• _Problem details_: Quote all entries exactly, leaving pictures aside.

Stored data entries
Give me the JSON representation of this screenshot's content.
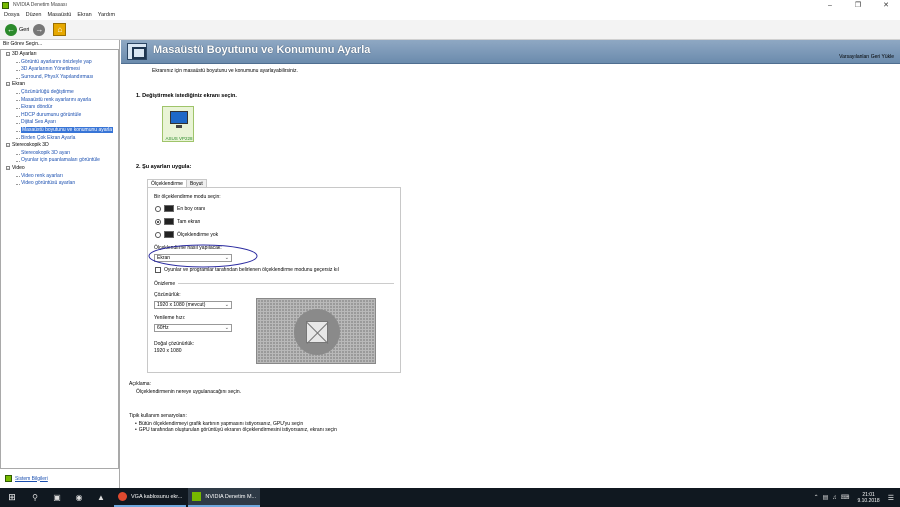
{
  "window": {
    "title": "NVIDIA Denetim Masası"
  },
  "menu": [
    "Dosya",
    "Düzen",
    "Masaüstü",
    "Ekran",
    "Yardım"
  ],
  "toolbar": {
    "back_label": "Geri"
  },
  "sidebar": {
    "header": "Bir Görev Seçin...",
    "tree": [
      {
        "label": "3D Ayarları",
        "type": "cat"
      },
      {
        "label": "Görüntü ayarlarını önizleyle yap",
        "type": "child"
      },
      {
        "label": "3D Ayarlarının Yönetilmesi",
        "type": "child"
      },
      {
        "label": "Surround, PhysX Yapılandırması",
        "type": "child"
      },
      {
        "label": "Ekran",
        "type": "cat"
      },
      {
        "label": "Çözünürlüğü değiştirme",
        "type": "child"
      },
      {
        "label": "Masaüstü renk ayarlarını ayarla",
        "type": "child"
      },
      {
        "label": "Ekranı döndür",
        "type": "child"
      },
      {
        "label": "HDCP durumunu görüntüle",
        "type": "child"
      },
      {
        "label": "Dijital Ses Ayarı",
        "type": "child"
      },
      {
        "label": "Masaüstü boyutunu ve konumunu ayarla",
        "type": "child",
        "selected": true
      },
      {
        "label": "Birden Çok Ekran Ayarla",
        "type": "child"
      },
      {
        "label": "Stereoskopik 3D",
        "type": "cat"
      },
      {
        "label": "Stereoskopik 3D ayarı",
        "type": "child"
      },
      {
        "label": "Oyunlar için puanlamaları görüntüle",
        "type": "child"
      },
      {
        "label": "Video",
        "type": "cat"
      },
      {
        "label": "Video renk ayarları",
        "type": "child"
      },
      {
        "label": "Video görüntüsü ayarları",
        "type": "child"
      }
    ],
    "system_info": "Sistem Bilgileri"
  },
  "page": {
    "title": "Masaüstü Boyutunu ve Konumunu Ayarla",
    "restore_defaults": "Varsayılanları Geri Yükle",
    "description": "Ekranınız için masaüstü boyutunu ve konumunu ayarlayabilirsiniz.",
    "step1": "1. Değiştirmek istediğiniz ekranı seçin.",
    "monitor_label": "ASUS VP228",
    "step2": "2. Şu ayarları uygula:",
    "tabs": [
      "Ölçeklendirme",
      "Boyut"
    ],
    "scaling_mode_label": "Bir ölçeklendirme modu seçin:",
    "modes": [
      "En boy oranı",
      "Tam ekran",
      "Ölçeklendirme yok"
    ],
    "selected_mode_index": 1,
    "perform_label": "Ölçeklendirme nasıl yapılacak:",
    "perform_value": "Ekran",
    "override_checkbox": "Oyunlar ve programlar tarafından belirlenen ölçeklendirme modunu geçersiz kıl",
    "override_checked": false,
    "preview_label": "Önizleme",
    "resolution_label": "Çözünürlük:",
    "resolution_value": "1920 x 1080 (mevcut)",
    "refresh_label": "Yenileme hızı:",
    "refresh_value": "60Hz",
    "native_label": "Doğal çözünürlük:",
    "native_value": "1920 x 1080",
    "explanation_title": "Açıklama:",
    "explanation_text": "Ölçeklendirmenin nereye uygulanacağını seçin.",
    "usage_title": "Tipik kullanım senaryoları:",
    "usage_items": [
      "Bütün ölçeklendirmeyi grafik kartının yapmasını istiyorsanız, GPU'yu seçin",
      "GPU tarafından oluşturulan görüntüyü ekranın ölçeklendirmesini istiyorsanız, ekranı seçin"
    ]
  },
  "taskbar": {
    "apps": [
      {
        "label": "VGA kablosunu ekr...",
        "color": "#e04a2f"
      },
      {
        "label": "NVIDIA Denetim M...",
        "color": "#76b900"
      }
    ],
    "time": "21:01",
    "date": "9.10.2018"
  },
  "colors": {
    "banner": "#7a97b8",
    "accent_green": "#76b900",
    "selection": "#3875d7",
    "annotation": "#2a2aa0"
  }
}
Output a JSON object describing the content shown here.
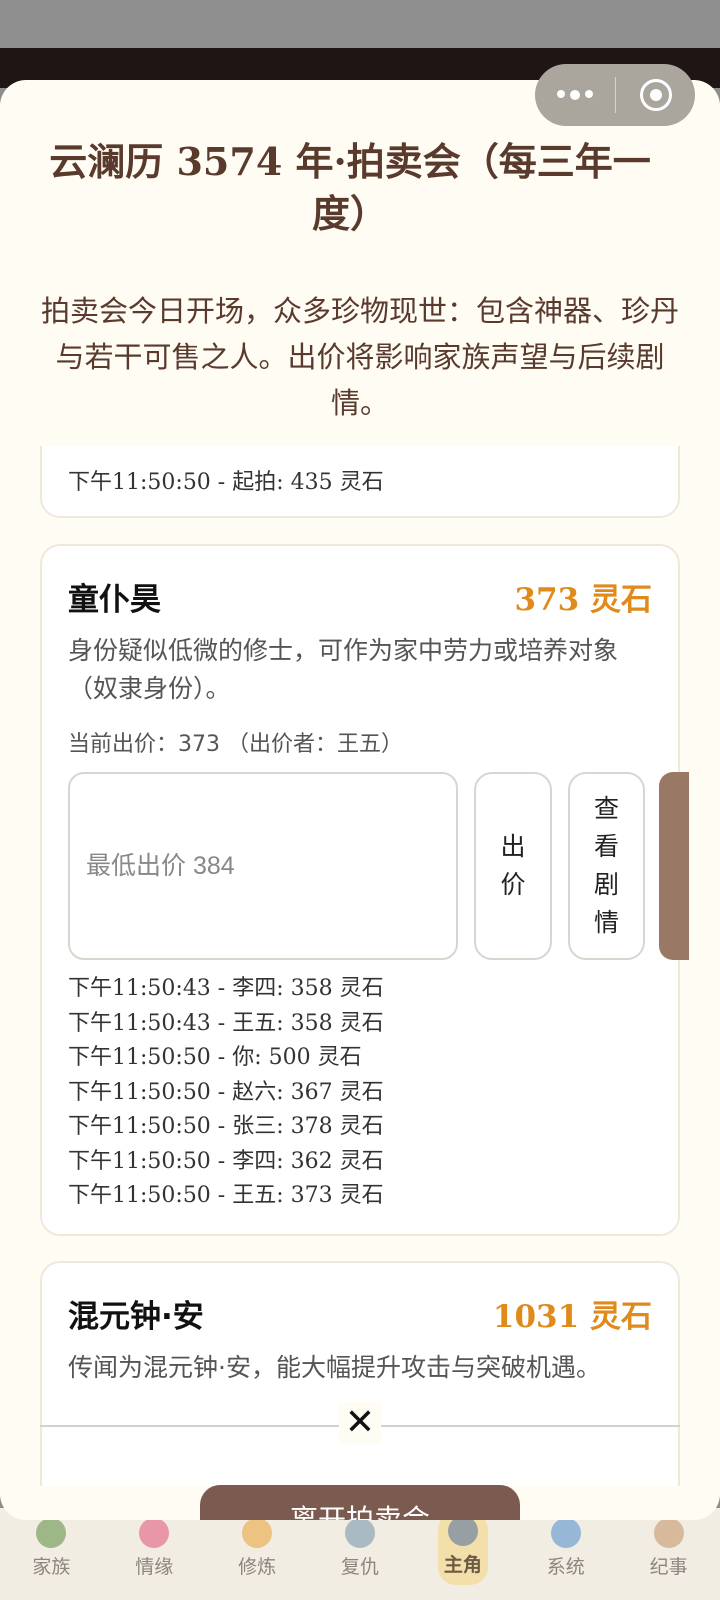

• _Task answer_:
Give me the JSON representation of this screenshot's content.
{
  "window": {
    "title": "NVIDIA Denetim Masası"
  },
  "menu": [
    "Dosya",
    "Düzen",
    "Masaüstü",
    "Ekran",
    "Yardım"
  ],
  "toolbar": {
    "back_label": "Geri"
  },
  "sidebar": {
    "header": "Bir Görev Seçin...",
    "tree": [
      {
        "label": "3D Ayarları",
        "type": "cat"
      },
      {
        "label": "Görüntü ayarlarını önizleyle yap",
        "type": "child"
      },
      {
        "label": "3D Ayarlarının Yönetilmesi",
        "type": "child"
      },
      {
        "label": "Surround, PhysX Yapılandırması",
        "type": "child"
      },
      {
        "label": "Ekran",
        "type": "cat"
      },
      {
        "label": "Çözünürlüğü değiştirme",
        "type": "child"
      },
      {
        "label": "Masaüstü renk ayarlarını ayarla",
        "type": "child"
      },
      {
        "label": "Ekranı döndür",
        "type": "child"
      },
      {
        "label": "HDCP durumunu görüntüle",
        "type": "child"
      },
      {
        "label": "Dijital Ses Ayarı",
        "type": "child"
      },
      {
        "label": "Masaüstü boyutunu ve konumunu ayarla",
        "type": "child",
        "selected": true
      },
      {
        "label": "Birden Çok Ekran Ayarla",
        "type": "child"
      },
      {
        "label": "Stereoskopik 3D",
        "type": "cat"
      },
      {
        "label": "Stereoskopik 3D ayarı",
        "type": "child"
      },
      {
        "label": "Oyunlar için puanlamaları görüntüle",
        "type": "child"
      },
      {
        "label": "Video",
        "type": "cat"
      },
      {
        "label": "Video renk ayarları",
        "type": "child"
      },
      {
        "label": "Video görüntüsü ayarları",
        "type": "child"
      }
    ],
    "system_info": "Sistem Bilgileri"
  },
  "page": {
    "title": "Masaüstü Boyutunu ve Konumunu Ayarla",
    "restore_defaults": "Varsayılanları Geri Yükle",
    "description": "Ekranınız için masaüstü boyutunu ve konumunu ayarlayabilirsiniz.",
    "step1": "1. Değiştirmek istediğiniz ekranı seçin.",
    "monitor_label": "ASUS VP228",
    "step2": "2. Şu ayarları uygula:",
    "tabs": [
      "Ölçeklendirme",
      "Boyut"
    ],
    "scaling_mode_label": "Bir ölçeklendirme modu seçin:",
    "modes": [
      "En boy oranı",
      "Tam ekran",
      "Ölçeklendirme yok"
    ],
    "selected_mode_index": 1,
    "perform_label": "Ölçeklendirme nasıl yapılacak:",
    "perform_value": "Ekran",
    "override_checkbox": "Oyunlar ve programlar tarafından belirlenen ölçeklendirme modunu geçersiz kıl",
    "override_checked": false,
    "preview_label": "Önizleme",
    "resolution_label": "Çözünürlük:",
    "resolution_value": "1920 x 1080 (mevcut)",
    "refresh_label": "Yenileme hızı:",
    "refresh_value": "60Hz",
    "native_label": "Doğal çözünürlük:",
    "native_value": "1920 x 1080",
    "explanation_title": "Açıklama:",
    "explanation_text": "Ölçeklendirmenin nereye uygulanacağını seçin.",
    "usage_title": "Tipik kullanım senaryoları:",
    "usage_items": [
      "Bütün ölçeklendirmeyi grafik kartının yapmasını istiyorsanız, GPU'yu seçin",
      "GPU tarafından oluşturulan görüntüyü ekranın ölçeklendirmesini istiyorsanız, ekranı seçin"
    ]
  },
  "taskbar": {
    "apps": [
      {
        "label": "VGA kablosunu ekr...",
        "color": "#e04a2f"
      },
      {
        "label": "NVIDIA Denetim M...",
        "color": "#76b900"
      }
    ],
    "time": "21:01",
    "date": "9.10.2018"
  },
  "colors": {
    "banner": "#7a97b8",
    "accent_green": "#76b900",
    "selection": "#3875d7",
    "annotation": "#2a2aa0"
  }
}
Output a JSON object describing the content shown here.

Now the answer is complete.